>> start Task inputs
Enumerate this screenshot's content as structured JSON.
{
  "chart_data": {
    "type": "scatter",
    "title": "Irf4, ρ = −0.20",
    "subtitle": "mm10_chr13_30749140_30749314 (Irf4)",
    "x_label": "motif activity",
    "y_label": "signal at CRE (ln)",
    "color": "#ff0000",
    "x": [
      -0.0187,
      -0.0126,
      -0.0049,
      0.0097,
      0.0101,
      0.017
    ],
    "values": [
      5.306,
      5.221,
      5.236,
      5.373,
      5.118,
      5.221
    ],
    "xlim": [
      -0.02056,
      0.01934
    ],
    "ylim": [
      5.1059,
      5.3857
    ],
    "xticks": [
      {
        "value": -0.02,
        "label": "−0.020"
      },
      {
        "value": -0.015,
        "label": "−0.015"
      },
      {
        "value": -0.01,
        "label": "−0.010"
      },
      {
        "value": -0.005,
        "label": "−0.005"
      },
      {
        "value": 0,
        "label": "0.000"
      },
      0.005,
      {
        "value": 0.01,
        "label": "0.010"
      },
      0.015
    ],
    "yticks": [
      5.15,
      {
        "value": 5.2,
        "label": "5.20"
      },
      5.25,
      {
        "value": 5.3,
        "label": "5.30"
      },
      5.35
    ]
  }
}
>> end Task inputs
Your instructions:
Repeat the material word for word, in full.

Correct answer:
Enumerate this screenshot's content as structured JSON.
{
  "chart_data": {
    "type": "scatter",
    "title": "Irf4, ρ = −0.20",
    "subtitle": "mm10_chr13_30749140_30749314 (Irf4)",
    "x_label": "motif activity",
    "y_label": "signal at CRE (ln)",
    "color": "#ff0000",
    "x": [
      -0.0187,
      -0.0126,
      -0.0049,
      0.0097,
      0.0101,
      0.017
    ],
    "values": [
      5.306,
      5.221,
      5.236,
      5.373,
      5.118,
      5.221
    ],
    "xlim": [
      -0.02056,
      0.01934
    ],
    "ylim": [
      5.1059,
      5.3857
    ],
    "xticks": [
      {
        "value": -0.02,
        "label": "−0.020"
      },
      {
        "value": -0.015,
        "label": "−0.015"
      },
      {
        "value": -0.01,
        "label": "−0.010"
      },
      {
        "value": -0.005,
        "label": "−0.005"
      },
      {
        "value": 0,
        "label": "0.000"
      },
      0.005,
      {
        "value": 0.01,
        "label": "0.010"
      },
      0.015
    ],
    "yticks": [
      5.15,
      {
        "value": 5.2,
        "label": "5.20"
      },
      5.25,
      {
        "value": 5.3,
        "label": "5.30"
      },
      5.35
    ]
  }
}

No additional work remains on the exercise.